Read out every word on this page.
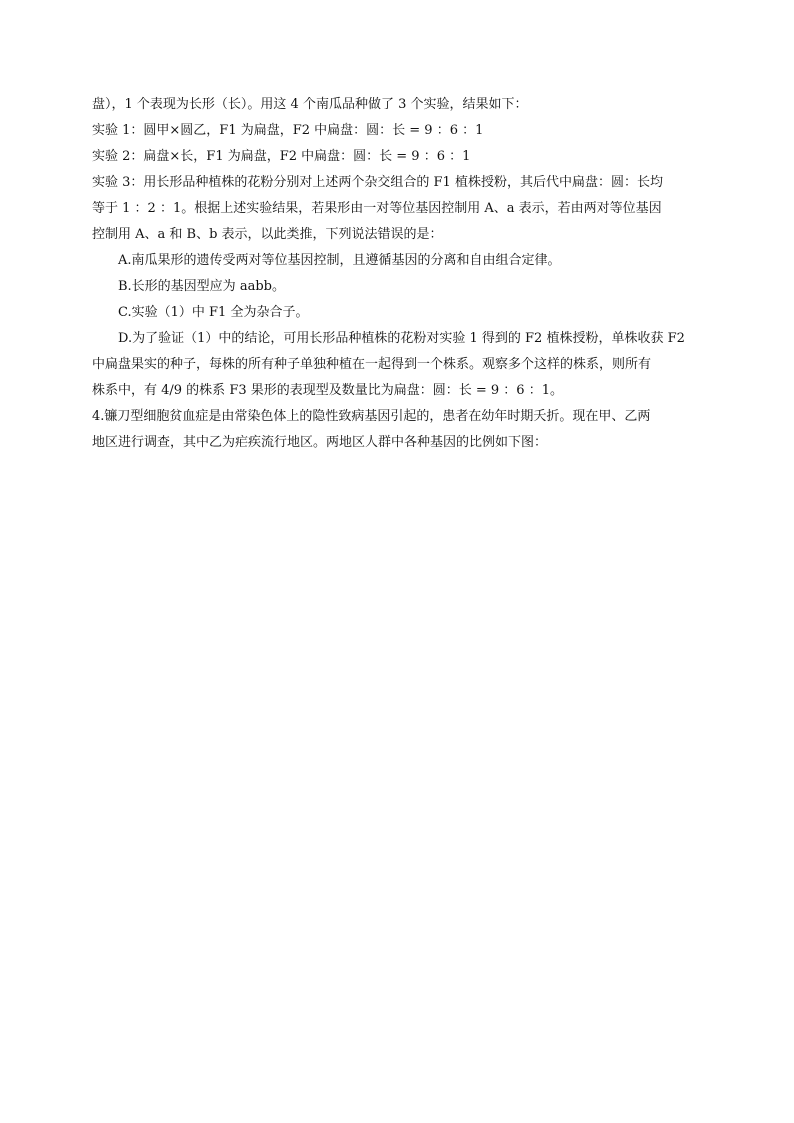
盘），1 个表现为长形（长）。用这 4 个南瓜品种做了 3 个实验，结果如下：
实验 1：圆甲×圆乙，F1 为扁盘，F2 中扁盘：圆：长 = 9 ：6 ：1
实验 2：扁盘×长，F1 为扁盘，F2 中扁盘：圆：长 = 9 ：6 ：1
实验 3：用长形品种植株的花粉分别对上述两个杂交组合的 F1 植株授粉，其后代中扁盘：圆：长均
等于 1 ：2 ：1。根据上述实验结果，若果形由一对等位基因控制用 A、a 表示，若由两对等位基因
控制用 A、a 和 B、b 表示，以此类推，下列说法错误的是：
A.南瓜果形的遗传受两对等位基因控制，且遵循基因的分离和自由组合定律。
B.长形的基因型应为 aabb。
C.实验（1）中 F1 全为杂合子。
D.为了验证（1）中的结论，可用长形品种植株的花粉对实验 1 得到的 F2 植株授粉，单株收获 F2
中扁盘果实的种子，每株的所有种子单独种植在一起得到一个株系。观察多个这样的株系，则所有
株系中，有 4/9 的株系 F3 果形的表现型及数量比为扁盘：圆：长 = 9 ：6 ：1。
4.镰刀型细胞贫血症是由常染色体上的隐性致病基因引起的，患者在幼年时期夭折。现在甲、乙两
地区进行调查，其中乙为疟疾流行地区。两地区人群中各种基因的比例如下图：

....

• **REQUIRED TASK**
Copy each line exactly, and leave the pictures out of your copy.

• **RIGHT ANSWER**
Read out every word on this page.
盘），1 个表现为长形（长）。用这 4 个南瓜品种做了 3 个实验，结果如下：
实验 1：圆甲×圆乙，F1 为扁盘，F2 中扁盘：圆：长 = 9 ：6 ：1
实验 2：扁盘×长，F1 为扁盘，F2 中扁盘：圆：长 = 9 ：6 ：1
实验 3：用长形品种植株的花粉分别对上述两个杂交组合的 F1 植株授粉，其后代中扁盘：圆：长均
等于 1 ：2 ：1。根据上述实验结果，若果形由一对等位基因控制用 A、a 表示，若由两对等位基因
控制用 A、a 和 B、b 表示，以此类推，下列说法错误的是：
A.南瓜果形的遗传受两对等位基因控制，且遵循基因的分离和自由组合定律。
B.长形的基因型应为 aabb。
C.实验（1）中 F1 全为杂合子。
D.为了验证（1）中的结论，可用长形品种植株的花粉对实验 1 得到的 F2 植株授粉，单株收获 F2
中扁盘果实的种子，每株的所有种子单独种植在一起得到一个株系。观察多个这样的株系，则所有
株系中，有 4/9 的株系 F3 果形的表现型及数量比为扁盘：圆：长 = 9 ：6 ：1。
4.镰刀型细胞贫血症是由常染色体上的隐性致病基因引起的，患者在幼年时期夭折。现在甲、乙两
地区进行调查，其中乙为疟疾流行地区。两地区人群中各种基因的比例如下图：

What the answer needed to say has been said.